Quote all entries exactly, leaving pictures aside.

§ Source data:
------------------------------------------------------------

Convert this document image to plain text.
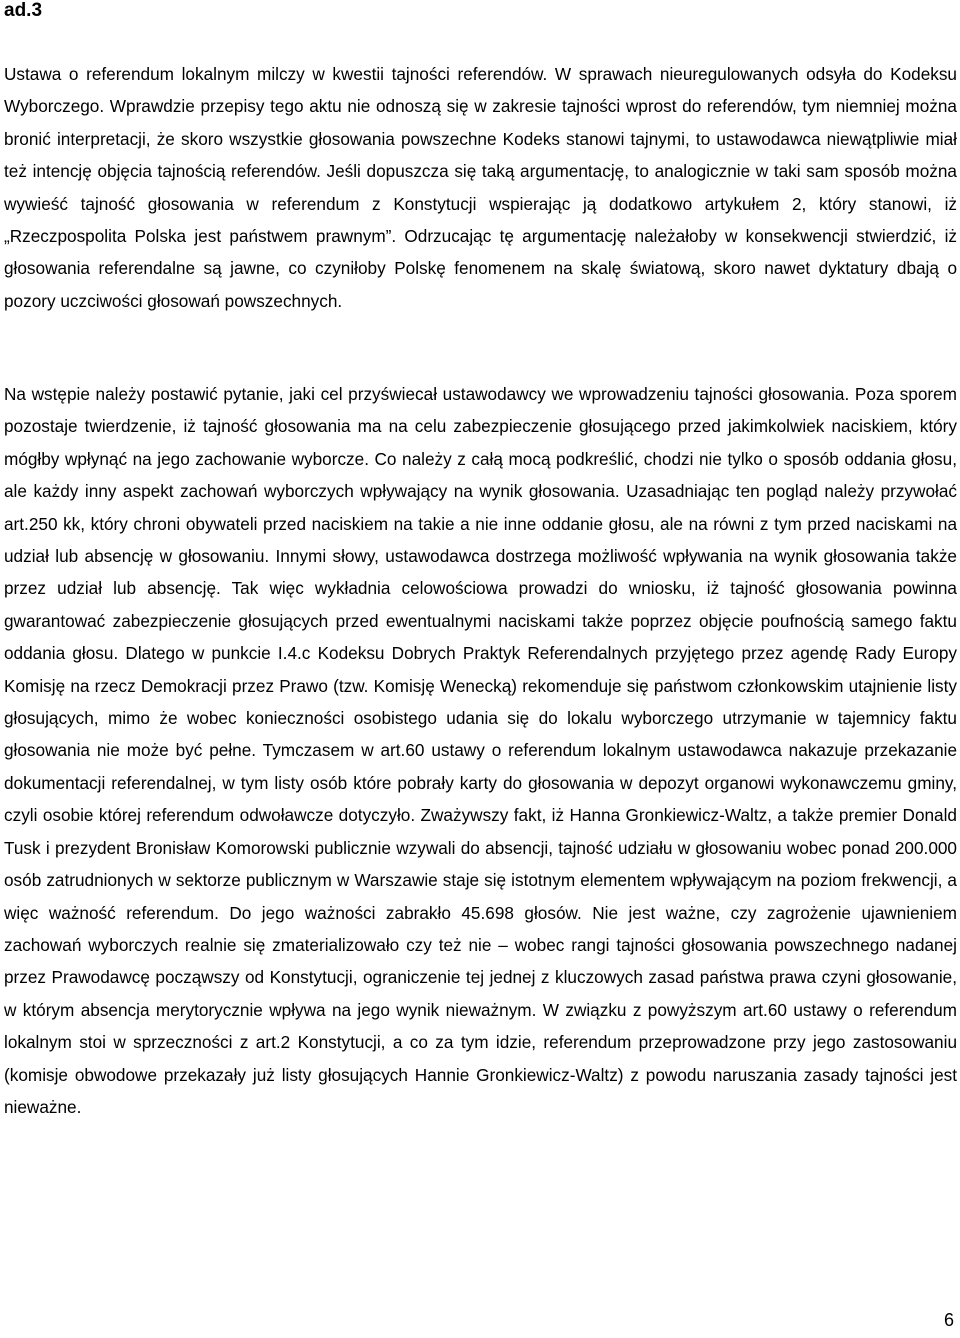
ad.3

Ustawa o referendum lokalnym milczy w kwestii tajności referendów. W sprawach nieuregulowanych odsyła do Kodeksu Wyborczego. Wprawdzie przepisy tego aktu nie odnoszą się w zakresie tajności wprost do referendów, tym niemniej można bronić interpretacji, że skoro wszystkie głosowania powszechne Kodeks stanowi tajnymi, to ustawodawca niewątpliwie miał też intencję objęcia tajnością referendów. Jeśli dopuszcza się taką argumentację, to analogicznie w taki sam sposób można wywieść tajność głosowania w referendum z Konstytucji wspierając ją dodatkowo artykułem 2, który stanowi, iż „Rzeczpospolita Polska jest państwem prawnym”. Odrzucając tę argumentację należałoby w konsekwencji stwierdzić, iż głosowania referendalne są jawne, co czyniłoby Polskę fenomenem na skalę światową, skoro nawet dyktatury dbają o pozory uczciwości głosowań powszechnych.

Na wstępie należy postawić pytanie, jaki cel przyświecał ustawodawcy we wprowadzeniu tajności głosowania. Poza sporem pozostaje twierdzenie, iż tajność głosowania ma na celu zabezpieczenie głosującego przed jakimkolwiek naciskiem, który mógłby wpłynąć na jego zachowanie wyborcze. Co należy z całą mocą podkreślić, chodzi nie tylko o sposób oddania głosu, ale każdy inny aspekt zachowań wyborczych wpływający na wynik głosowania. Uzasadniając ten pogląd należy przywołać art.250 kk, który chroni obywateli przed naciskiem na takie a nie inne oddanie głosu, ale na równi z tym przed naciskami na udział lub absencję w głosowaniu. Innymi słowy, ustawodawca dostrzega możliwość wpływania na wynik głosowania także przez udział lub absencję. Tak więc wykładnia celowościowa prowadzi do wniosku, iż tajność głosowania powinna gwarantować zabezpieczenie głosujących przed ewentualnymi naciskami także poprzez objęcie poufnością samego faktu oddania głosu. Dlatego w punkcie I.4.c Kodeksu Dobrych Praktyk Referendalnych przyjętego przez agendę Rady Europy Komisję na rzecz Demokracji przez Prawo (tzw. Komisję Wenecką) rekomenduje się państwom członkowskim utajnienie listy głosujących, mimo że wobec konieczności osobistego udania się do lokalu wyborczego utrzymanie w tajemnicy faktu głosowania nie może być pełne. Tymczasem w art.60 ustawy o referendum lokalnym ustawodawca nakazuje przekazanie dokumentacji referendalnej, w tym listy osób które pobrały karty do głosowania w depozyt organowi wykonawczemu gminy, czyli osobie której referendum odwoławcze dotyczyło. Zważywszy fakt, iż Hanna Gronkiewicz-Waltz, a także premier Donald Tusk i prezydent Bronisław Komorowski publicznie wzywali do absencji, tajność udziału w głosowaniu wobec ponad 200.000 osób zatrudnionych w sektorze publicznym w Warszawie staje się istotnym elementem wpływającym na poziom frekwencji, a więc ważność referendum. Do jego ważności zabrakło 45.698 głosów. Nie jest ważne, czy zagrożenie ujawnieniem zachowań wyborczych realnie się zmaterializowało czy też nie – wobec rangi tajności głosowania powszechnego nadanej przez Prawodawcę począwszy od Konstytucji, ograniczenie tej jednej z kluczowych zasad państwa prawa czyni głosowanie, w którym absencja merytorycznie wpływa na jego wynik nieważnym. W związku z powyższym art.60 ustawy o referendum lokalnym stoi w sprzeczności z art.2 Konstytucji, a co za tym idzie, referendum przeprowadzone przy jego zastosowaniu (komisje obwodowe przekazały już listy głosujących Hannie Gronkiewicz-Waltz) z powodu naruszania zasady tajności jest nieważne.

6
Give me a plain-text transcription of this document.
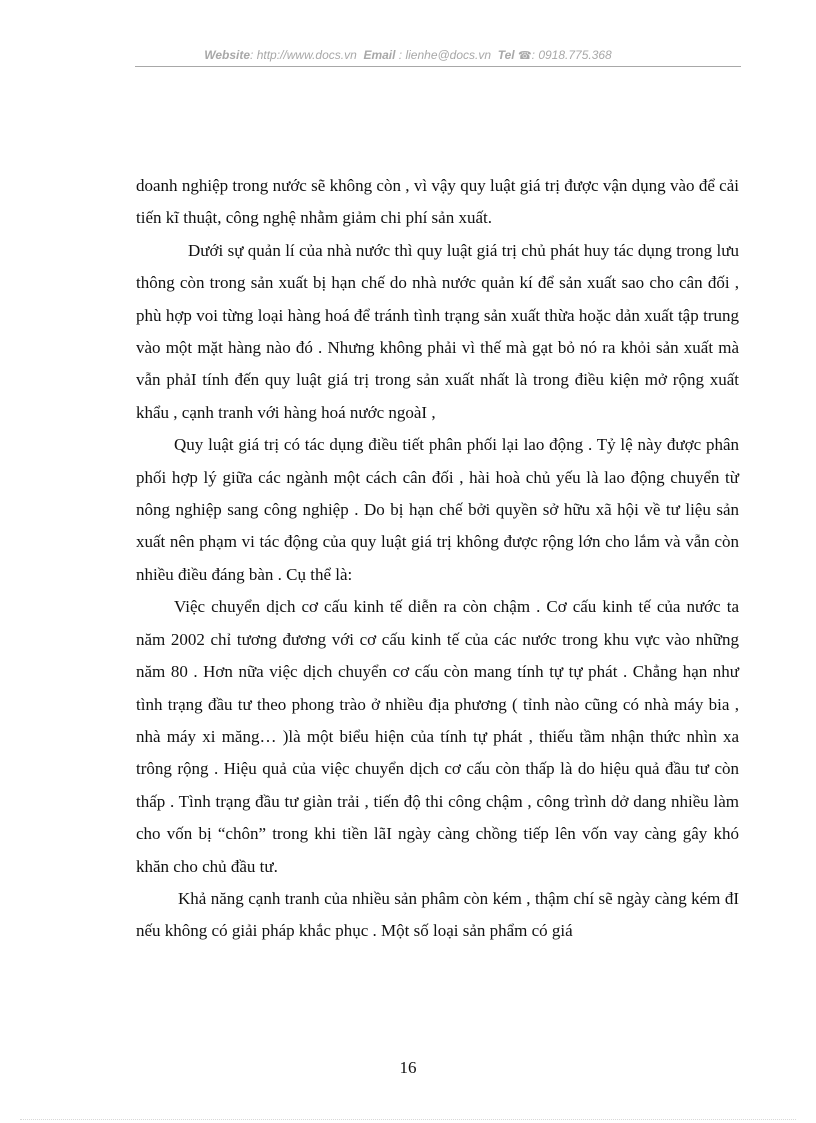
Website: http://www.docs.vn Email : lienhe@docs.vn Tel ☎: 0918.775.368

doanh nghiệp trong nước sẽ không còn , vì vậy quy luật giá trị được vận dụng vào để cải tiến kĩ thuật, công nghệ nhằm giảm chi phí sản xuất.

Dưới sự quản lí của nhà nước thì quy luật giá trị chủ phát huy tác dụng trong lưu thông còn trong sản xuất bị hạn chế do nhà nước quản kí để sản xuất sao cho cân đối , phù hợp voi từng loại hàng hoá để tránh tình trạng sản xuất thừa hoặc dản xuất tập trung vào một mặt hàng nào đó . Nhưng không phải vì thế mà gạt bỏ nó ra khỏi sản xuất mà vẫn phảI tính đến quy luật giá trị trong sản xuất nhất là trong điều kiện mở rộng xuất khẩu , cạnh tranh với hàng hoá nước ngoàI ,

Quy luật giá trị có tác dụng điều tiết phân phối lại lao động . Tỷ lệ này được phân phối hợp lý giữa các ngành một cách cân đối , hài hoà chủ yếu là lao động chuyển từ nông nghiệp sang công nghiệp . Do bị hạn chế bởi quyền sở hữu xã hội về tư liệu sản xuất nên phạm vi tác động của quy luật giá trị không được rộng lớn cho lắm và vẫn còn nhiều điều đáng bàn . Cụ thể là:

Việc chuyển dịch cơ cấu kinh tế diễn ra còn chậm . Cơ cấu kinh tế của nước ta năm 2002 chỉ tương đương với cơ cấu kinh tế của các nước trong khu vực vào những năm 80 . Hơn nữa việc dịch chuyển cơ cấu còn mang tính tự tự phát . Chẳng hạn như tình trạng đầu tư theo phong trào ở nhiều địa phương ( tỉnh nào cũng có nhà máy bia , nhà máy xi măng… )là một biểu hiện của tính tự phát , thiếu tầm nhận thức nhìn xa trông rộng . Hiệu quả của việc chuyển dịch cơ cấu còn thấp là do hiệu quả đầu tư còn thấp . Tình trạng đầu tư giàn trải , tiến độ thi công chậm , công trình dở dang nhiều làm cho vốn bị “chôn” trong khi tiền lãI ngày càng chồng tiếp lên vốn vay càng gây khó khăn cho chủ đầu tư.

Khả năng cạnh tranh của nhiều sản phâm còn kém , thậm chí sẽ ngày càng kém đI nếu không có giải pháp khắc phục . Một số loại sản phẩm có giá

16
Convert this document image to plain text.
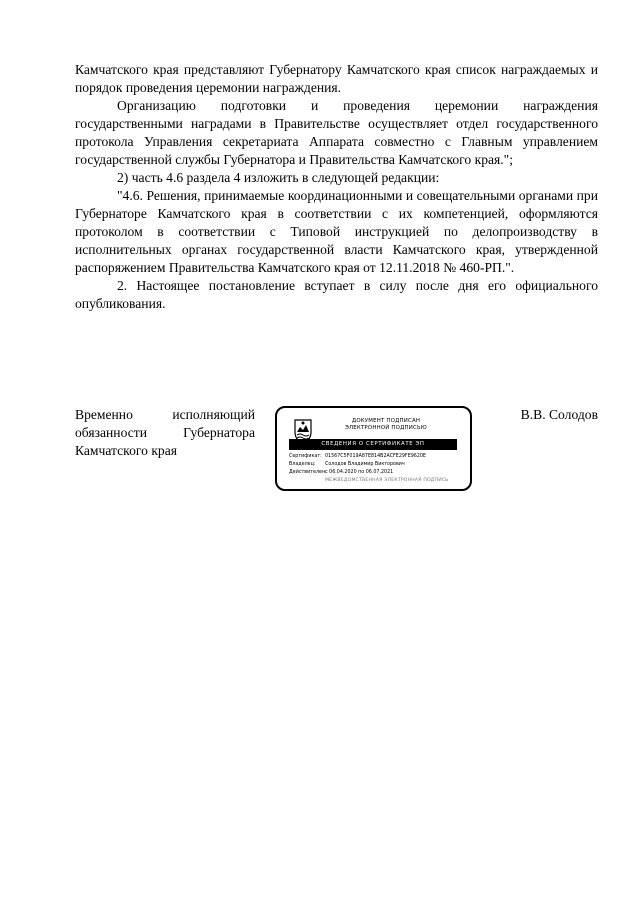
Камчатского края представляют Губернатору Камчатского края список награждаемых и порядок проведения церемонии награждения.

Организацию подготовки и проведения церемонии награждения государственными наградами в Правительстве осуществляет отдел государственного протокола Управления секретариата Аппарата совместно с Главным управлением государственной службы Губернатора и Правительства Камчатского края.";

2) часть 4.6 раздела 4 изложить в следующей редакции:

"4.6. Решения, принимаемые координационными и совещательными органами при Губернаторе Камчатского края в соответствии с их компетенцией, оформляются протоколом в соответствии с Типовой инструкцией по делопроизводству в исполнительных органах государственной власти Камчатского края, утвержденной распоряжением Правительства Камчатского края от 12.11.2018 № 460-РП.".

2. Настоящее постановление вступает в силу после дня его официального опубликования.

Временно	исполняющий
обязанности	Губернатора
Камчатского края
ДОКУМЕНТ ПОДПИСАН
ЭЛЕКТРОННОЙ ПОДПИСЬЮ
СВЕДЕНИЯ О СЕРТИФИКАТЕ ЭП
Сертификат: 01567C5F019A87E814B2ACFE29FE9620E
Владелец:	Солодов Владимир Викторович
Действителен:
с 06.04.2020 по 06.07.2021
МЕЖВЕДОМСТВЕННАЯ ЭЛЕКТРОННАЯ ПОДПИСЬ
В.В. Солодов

------------------------------------------------------------

§ Expected answer:
Convert this document image to plain text.
ad.3

Ustawa o referendum lokalnym milczy w kwestii tajności referendów. W sprawach nieuregulowanych odsyła do Kodeksu Wyborczego. Wprawdzie przepisy tego aktu nie odnoszą się w zakresie tajności wprost do referendów, tym niemniej można bronić interpretacji, że skoro wszystkie głosowania powszechne Kodeks stanowi tajnymi, to ustawodawca niewątpliwie miał też intencję objęcia tajnością referendów. Jeśli dopuszcza się taką argumentację, to analogicznie w taki sam sposób można wywieść tajność głosowania w referendum z Konstytucji wspierając ją dodatkowo artykułem 2, który stanowi, iż „Rzeczpospolita Polska jest państwem prawnym”. Odrzucając tę argumentację należałoby w konsekwencji stwierdzić, iż głosowania referendalne są jawne, co czyniłoby Polskę fenomenem na skalę światową, skoro nawet dyktatury dbają o pozory uczciwości głosowań powszechnych.

Na wstępie należy postawić pytanie, jaki cel przyświecał ustawodawcy we wprowadzeniu tajności głosowania. Poza sporem pozostaje twierdzenie, iż tajność głosowania ma na celu zabezpieczenie głosującego przed jakimkolwiek naciskiem, który mógłby wpłynąć na jego zachowanie wyborcze. Co należy z całą mocą podkreślić, chodzi nie tylko o sposób oddania głosu, ale każdy inny aspekt zachowań wyborczych wpływający na wynik głosowania. Uzasadniając ten pogląd należy przywołać art.250 kk, który chroni obywateli przed naciskiem na takie a nie inne oddanie głosu, ale na równi z tym przed naciskami na udział lub absencję w głosowaniu. Innymi słowy, ustawodawca dostrzega możliwość wpływania na wynik głosowania także przez udział lub absencję. Tak więc wykładnia celowościowa prowadzi do wniosku, iż tajność głosowania powinna gwarantować zabezpieczenie głosujących przed ewentualnymi naciskami także poprzez objęcie poufnością samego faktu oddania głosu. Dlatego w punkcie I.4.c Kodeksu Dobrych Praktyk Referendalnych przyjętego przez agendę Rady Europy Komisję na rzecz Demokracji przez Prawo (tzw. Komisję Wenecką) rekomenduje się państwom członkowskim utajnienie listy głosujących, mimo że wobec konieczności osobistego udania się do lokalu wyborczego utrzymanie w tajemnicy faktu głosowania nie może być pełne. Tymczasem w art.60 ustawy o referendum lokalnym ustawodawca nakazuje przekazanie dokumentacji referendalnej, w tym listy osób które pobrały karty do głosowania w depozyt organowi wykonawczemu gminy, czyli osobie której referendum odwoławcze dotyczyło. Zważywszy fakt, iż Hanna Gronkiewicz-Waltz, a także premier Donald Tusk i prezydent Bronisław Komorowski publicznie wzywali do absencji, tajność udziału w głosowaniu wobec ponad 200.000 osób zatrudnionych w sektorze publicznym w Warszawie staje się istotnym elementem wpływającym na poziom frekwencji, a więc ważność referendum. Do jego ważności zabrakło 45.698 głosów. Nie jest ważne, czy zagrożenie ujawnieniem zachowań wyborczych realnie się zmaterializowało czy też nie – wobec rangi tajności głosowania powszechnego nadanej przez Prawodawcę począwszy od Konstytucji, ograniczenie tej jednej z kluczowych zasad państwa prawa czyni głosowanie, w którym absencja merytorycznie wpływa na jego wynik nieważnym. W związku z powyższym art.60 ustawy o referendum lokalnym stoi w sprzeczności z art.2 Konstytucji, a co za tym idzie, referendum przeprowadzone przy jego zastosowaniu (komisje obwodowe przekazały już listy głosujących Hannie Gronkiewicz-Waltz) z powodu naruszania zasady tajności jest nieważne.

6
Give me a plain-text transcription of this document.
Website: http://www.docs.vn Email : lienhe@docs.vn Tel ☎: 0918.775.368

doanh nghiệp trong nước sẽ không còn , vì vậy quy luật giá trị được vận dụng vào để cải tiến kĩ thuật, công nghệ nhằm giảm chi phí sản xuất.

Dưới sự quản lí của nhà nước thì quy luật giá trị chủ phát huy tác dụng trong lưu thông còn trong sản xuất bị hạn chế do nhà nước quản kí để sản xuất sao cho cân đối , phù hợp voi từng loại hàng hoá để tránh tình trạng sản xuất thừa hoặc dản xuất tập trung vào một mặt hàng nào đó . Nhưng không phải vì thế mà gạt bỏ nó ra khỏi sản xuất mà vẫn phảI tính đến quy luật giá trị trong sản xuất nhất là trong điều kiện mở rộng xuất khẩu , cạnh tranh với hàng hoá nước ngoàI ,

Quy luật giá trị có tác dụng điều tiết phân phối lại lao động . Tỷ lệ này được phân phối hợp lý giữa các ngành một cách cân đối , hài hoà chủ yếu là lao động chuyển từ nông nghiệp sang công nghiệp . Do bị hạn chế bởi quyền sở hữu xã hội về tư liệu sản xuất nên phạm vi tác động của quy luật giá trị không được rộng lớn cho lắm và vẫn còn nhiều điều đáng bàn . Cụ thể là:

Việc chuyển dịch cơ cấu kinh tế diễn ra còn chậm . Cơ cấu kinh tế của nước ta năm 2002 chỉ tương đương với cơ cấu kinh tế của các nước trong khu vực vào những năm 80 . Hơn nữa việc dịch chuyển cơ cấu còn mang tính tự tự phát . Chẳng hạn như tình trạng đầu tư theo phong trào ở nhiều địa phương ( tỉnh nào cũng có nhà máy bia , nhà máy xi măng… )là một biểu hiện của tính tự phát , thiếu tầm nhận thức nhìn xa trông rộng . Hiệu quả của việc chuyển dịch cơ cấu còn thấp là do hiệu quả đầu tư còn thấp . Tình trạng đầu tư giàn trải , tiến độ thi công chậm , công trình dở dang nhiều làm cho vốn bị “chôn” trong khi tiền lãI ngày càng chồng tiếp lên vốn vay càng gây khó khăn cho chủ đầu tư.

Khả năng cạnh tranh của nhiều sản phâm còn kém , thậm chí sẽ ngày càng kém đI nếu không có giải pháp khắc phục . Một số loại sản phẩm có giá

16
Convert this document image to plain text.
Камчатского края представляют Губернатору Камчатского края список награждаемых и порядок проведения церемонии награждения.

Организацию подготовки и проведения церемонии награждения государственными наградами в Правительстве осуществляет отдел государственного протокола Управления секретариата Аппарата совместно с Главным управлением государственной службы Губернатора и Правительства Камчатского края.";

2) часть 4.6 раздела 4 изложить в следующей редакции:

"4.6. Решения, принимаемые координационными и совещательными органами при Губернаторе Камчатского края в соответствии с их компетенцией, оформляются протоколом в соответствии с Типовой инструкцией по делопроизводству в исполнительных органах государственной власти Камчатского края, утвержденной распоряжением Правительства Камчатского края от 12.11.2018 № 460-РП.".

2. Настоящее постановление вступает в силу после дня его официального опубликования.

Временно	исполняющий
обязанности	Губернатора
Камчатского края
ДОКУМЕНТ ПОДПИСАН
ЭЛЕКТРОННОЙ ПОДПИСЬЮ
СВЕДЕНИЯ О СЕРТИФИКАТЕ ЭП
Сертификат: 01567C5F019A87E814B2ACFE29FE9620E
Владелец:	Солодов Владимир Викторович
Действителен:
с 06.04.2020 по 06.07.2021
МЕЖВЕДОМСТВЕННАЯ ЭЛЕКТРОННАЯ ПОДПИСЬ
В.В. Солодов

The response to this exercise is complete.